> _Stated goal_
The records below hold pictures; please leave those out and retype the rest exactly.

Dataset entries
# # # # #
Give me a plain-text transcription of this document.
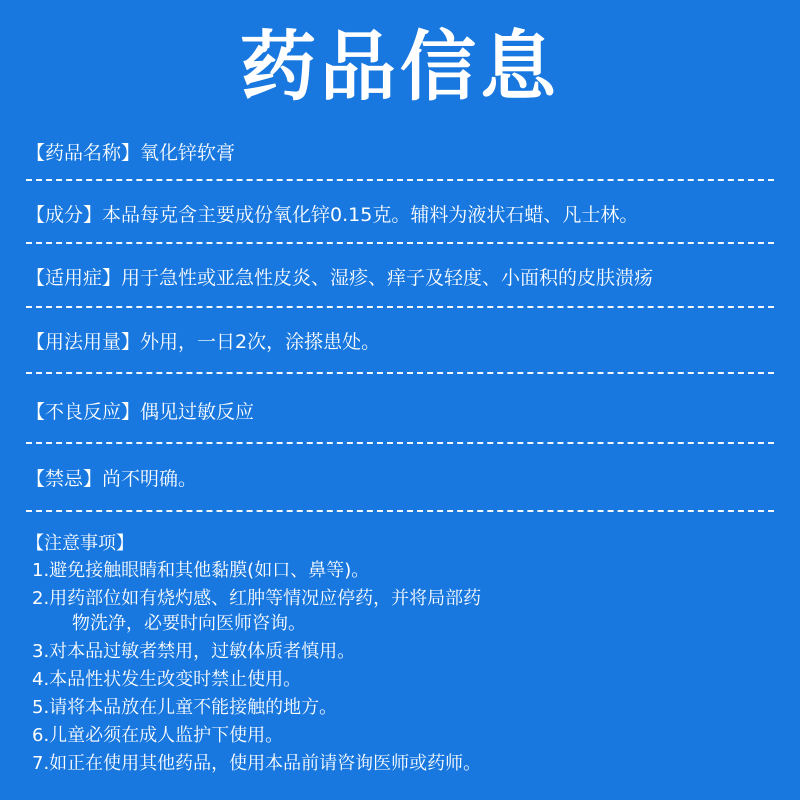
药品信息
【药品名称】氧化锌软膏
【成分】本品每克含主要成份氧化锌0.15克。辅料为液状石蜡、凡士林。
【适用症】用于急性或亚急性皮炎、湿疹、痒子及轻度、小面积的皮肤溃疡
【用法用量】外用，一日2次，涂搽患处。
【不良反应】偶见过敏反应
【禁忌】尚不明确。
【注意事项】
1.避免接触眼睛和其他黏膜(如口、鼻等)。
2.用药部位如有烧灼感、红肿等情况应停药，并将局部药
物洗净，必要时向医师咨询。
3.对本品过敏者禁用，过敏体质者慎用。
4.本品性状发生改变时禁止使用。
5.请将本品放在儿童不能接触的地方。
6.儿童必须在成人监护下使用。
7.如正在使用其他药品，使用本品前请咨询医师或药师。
# # # # #
> _Finished task_
Give me a plain-text transcription of this document.
药品信息
【药品名称】氧化锌软膏
【成分】本品每克含主要成份氧化锌0.15克。辅料为液状石蜡、凡士林。
【适用症】用于急性或亚急性皮炎、湿疹、痒子及轻度、小面积的皮肤溃疡
【用法用量】外用，一日2次，涂搽患处。
【不良反应】偶见过敏反应
【禁忌】尚不明确。
【注意事项】
1.避免接触眼睛和其他黏膜(如口、鼻等)。
2.用药部位如有烧灼感、红肿等情况应停药，并将局部药
物洗净，必要时向医师咨询。
3.对本品过敏者禁用，过敏体质者慎用。
4.本品性状发生改变时禁止使用。
5.请将本品放在儿童不能接触的地方。
6.儿童必须在成人监护下使用。
7.如正在使用其他药品，使用本品前请咨询医师或药师。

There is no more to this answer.